##### AVAILABLE DATA #####

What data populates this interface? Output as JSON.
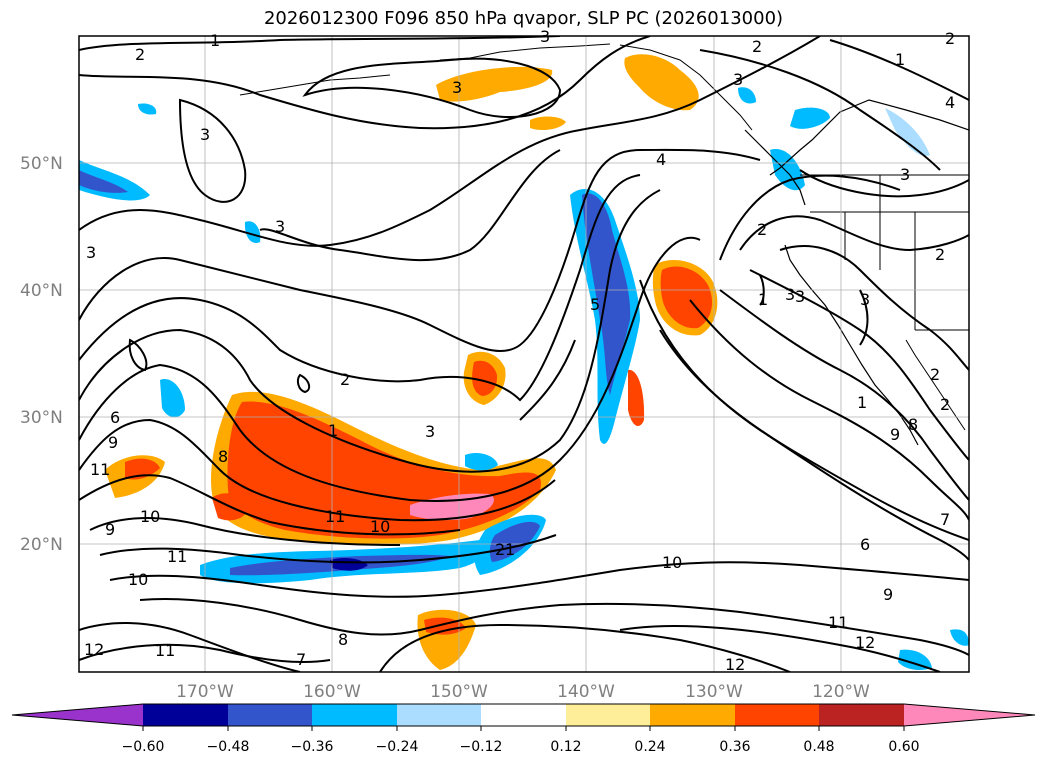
{
  "title": "2026012300 F096 850 hPa qvapor, SLP PC (2026013000)",
  "lat_labels": [
    "50°N",
    "40°N",
    "30°N",
    "20°N"
  ],
  "lon_labels": [
    "170°W",
    "160°W",
    "150°W",
    "140°W",
    "130°W",
    "120°W"
  ],
  "colorbar": {
    "colors": [
      "#9933cc",
      "#000099",
      "#3355cc",
      "#00bbff",
      "#aaddff",
      "#ffffff",
      "#ffee99",
      "#ffaa00",
      "#ff4400",
      "#bb2222",
      "#ff88bb"
    ],
    "tick_labels": [
      "−0.60",
      "−0.48",
      "−0.36",
      "−0.24",
      "−0.12",
      "0.12",
      "0.24",
      "0.36",
      "0.48",
      "0.60"
    ]
  },
  "contour_labels": [
    "1",
    "2",
    "3",
    "3",
    "2",
    "1",
    "3",
    "3",
    "4",
    "2",
    "1",
    "3",
    "3",
    "3",
    "3",
    "2",
    "1",
    "3",
    "2",
    "2",
    "5",
    "3",
    "4",
    "2",
    "3",
    "1",
    "6",
    "9",
    "11",
    "8",
    "10",
    "9",
    "11",
    "10",
    "11",
    "8",
    "7",
    "12",
    "10",
    "9",
    "11",
    "12",
    "12",
    "6",
    "7",
    "8",
    "9",
    "10",
    "11",
    "2",
    "2",
    "1"
  ]
}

#####

PROMPT:
Output all of the entries verbatim, leaving out any images.

ANSWER FOR THIS EXERCISE:
What data populates this interface? Output as JSON.
{
  "title": "2026012300 F096 850 hPa qvapor, SLP PC (2026013000)",
  "lat_labels": [
    "50°N",
    "40°N",
    "30°N",
    "20°N"
  ],
  "lon_labels": [
    "170°W",
    "160°W",
    "150°W",
    "140°W",
    "130°W",
    "120°W"
  ],
  "colorbar": {
    "colors": [
      "#9933cc",
      "#000099",
      "#3355cc",
      "#00bbff",
      "#aaddff",
      "#ffffff",
      "#ffee99",
      "#ffaa00",
      "#ff4400",
      "#bb2222",
      "#ff88bb"
    ],
    "tick_labels": [
      "−0.60",
      "−0.48",
      "−0.36",
      "−0.24",
      "−0.12",
      "0.12",
      "0.24",
      "0.36",
      "0.48",
      "0.60"
    ]
  },
  "contour_labels": [
    "1",
    "2",
    "3",
    "3",
    "2",
    "1",
    "3",
    "3",
    "4",
    "2",
    "1",
    "3",
    "3",
    "3",
    "3",
    "2",
    "1",
    "3",
    "2",
    "2",
    "5",
    "3",
    "4",
    "2",
    "3",
    "1",
    "6",
    "9",
    "11",
    "8",
    "10",
    "9",
    "11",
    "10",
    "11",
    "8",
    "7",
    "12",
    "10",
    "9",
    "11",
    "12",
    "12",
    "6",
    "7",
    "8",
    "9",
    "10",
    "11",
    "2",
    "2",
    "1"
  ]
}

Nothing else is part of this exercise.